[Set task]: Skip all pictures, then print the remaining material exactly.

— Begin Raw data —

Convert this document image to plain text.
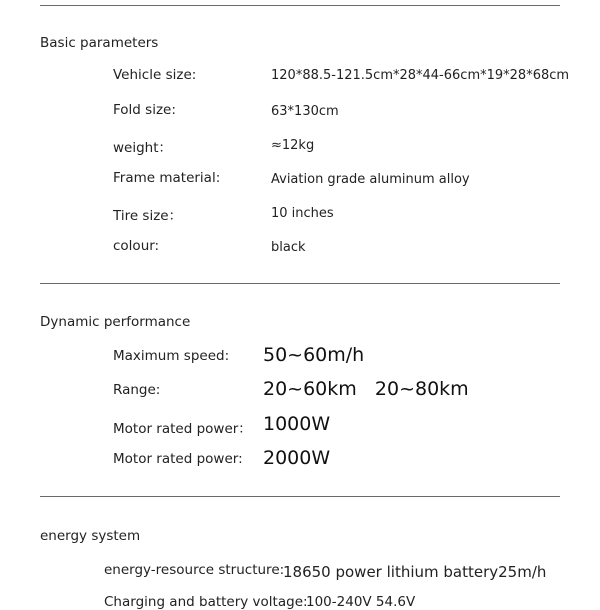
Basic parameters
Vehicle size:	120*88.5-121.5cm*28*44-66cm*19*28*68cm
Fold size:	63*130cm
weight：	≈12kg
Frame material:	Aviation grade aluminum alloy
Tire size：	10 inches
colour:	black
Dynamic performance
Maximum speed: 50~60m/h
Range:	20~60km   20~80km
Motor rated power： 1000W
Motor rated power: 2000W
energy system
energy-resource structure:
18650 power lithium battery25m/h
Charging and battery voltage:
100-240V 54.6V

— End Raw data —

[Problem solution]:
Convert this document image to plain text.
Basic parameters
Vehicle size:	120*88.5-121.5cm*28*44-66cm*19*28*68cm
Fold size:	63*130cm
weight：	≈12kg
Frame material:	Aviation grade aluminum alloy
Tire size：	10 inches
colour:	black
Dynamic performance
Maximum speed: 50~60m/h
Range:	20~60km   20~80km
Motor rated power： 1000W
Motor rated power: 2000W
energy system
energy-resource structure:
18650 power lithium battery25m/h
Charging and battery voltage:
100-240V 54.6V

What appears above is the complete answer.